Dataset rows about figures
────────────────────

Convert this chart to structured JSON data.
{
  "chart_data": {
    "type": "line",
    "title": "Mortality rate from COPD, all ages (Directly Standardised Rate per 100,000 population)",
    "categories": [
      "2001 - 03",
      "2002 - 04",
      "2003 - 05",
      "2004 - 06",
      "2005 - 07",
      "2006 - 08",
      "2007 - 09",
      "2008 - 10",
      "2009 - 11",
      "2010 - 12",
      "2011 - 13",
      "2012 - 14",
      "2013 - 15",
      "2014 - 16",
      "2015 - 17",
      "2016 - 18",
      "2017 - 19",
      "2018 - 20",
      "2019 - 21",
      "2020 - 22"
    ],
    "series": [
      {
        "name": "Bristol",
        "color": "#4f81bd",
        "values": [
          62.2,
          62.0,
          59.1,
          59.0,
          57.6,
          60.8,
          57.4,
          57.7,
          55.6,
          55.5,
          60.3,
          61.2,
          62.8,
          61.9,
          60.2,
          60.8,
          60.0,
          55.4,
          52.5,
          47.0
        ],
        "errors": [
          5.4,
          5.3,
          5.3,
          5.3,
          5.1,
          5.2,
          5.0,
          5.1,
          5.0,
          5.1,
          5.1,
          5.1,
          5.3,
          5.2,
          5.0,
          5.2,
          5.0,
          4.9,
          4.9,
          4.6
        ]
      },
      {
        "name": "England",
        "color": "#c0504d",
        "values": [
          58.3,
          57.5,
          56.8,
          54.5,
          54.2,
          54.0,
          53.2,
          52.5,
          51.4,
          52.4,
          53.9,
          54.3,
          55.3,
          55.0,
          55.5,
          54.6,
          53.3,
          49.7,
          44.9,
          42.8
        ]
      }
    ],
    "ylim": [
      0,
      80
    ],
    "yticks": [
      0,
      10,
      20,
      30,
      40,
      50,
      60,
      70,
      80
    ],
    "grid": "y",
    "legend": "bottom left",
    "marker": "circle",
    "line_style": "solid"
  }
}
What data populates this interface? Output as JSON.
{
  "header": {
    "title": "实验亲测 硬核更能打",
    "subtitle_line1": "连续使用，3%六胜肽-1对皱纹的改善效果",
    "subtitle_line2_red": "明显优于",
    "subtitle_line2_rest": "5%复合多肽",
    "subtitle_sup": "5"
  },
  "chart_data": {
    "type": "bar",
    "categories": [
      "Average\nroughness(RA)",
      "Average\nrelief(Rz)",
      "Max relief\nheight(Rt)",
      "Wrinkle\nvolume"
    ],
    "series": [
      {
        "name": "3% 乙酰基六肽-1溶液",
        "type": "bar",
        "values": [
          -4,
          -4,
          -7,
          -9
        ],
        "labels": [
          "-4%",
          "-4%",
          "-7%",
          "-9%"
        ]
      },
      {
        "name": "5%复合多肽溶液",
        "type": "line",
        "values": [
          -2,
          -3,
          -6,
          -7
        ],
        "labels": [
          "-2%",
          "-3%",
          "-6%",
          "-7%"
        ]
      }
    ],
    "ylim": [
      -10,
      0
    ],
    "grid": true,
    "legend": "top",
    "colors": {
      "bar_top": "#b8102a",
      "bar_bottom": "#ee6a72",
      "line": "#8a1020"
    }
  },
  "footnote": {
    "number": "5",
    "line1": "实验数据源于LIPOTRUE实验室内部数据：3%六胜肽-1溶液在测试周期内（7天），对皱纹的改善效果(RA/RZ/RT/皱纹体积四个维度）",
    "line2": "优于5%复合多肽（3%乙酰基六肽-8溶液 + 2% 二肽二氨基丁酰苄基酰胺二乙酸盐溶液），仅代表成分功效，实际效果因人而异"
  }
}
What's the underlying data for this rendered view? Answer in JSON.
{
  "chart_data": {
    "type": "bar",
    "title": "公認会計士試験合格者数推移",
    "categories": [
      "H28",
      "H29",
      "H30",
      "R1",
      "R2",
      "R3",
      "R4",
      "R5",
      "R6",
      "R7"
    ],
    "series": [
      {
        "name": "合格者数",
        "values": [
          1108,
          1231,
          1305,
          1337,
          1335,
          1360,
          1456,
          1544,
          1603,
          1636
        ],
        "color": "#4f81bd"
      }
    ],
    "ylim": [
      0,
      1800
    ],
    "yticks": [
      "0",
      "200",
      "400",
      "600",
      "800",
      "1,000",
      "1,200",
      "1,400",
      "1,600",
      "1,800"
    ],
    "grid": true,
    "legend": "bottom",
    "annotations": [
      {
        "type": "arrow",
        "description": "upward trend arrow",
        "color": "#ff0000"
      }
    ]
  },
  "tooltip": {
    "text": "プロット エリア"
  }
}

────────────────────

### Directions for this task
State how many lines in the entries above include the word "name"; reply with the number alone.

### Finished task
5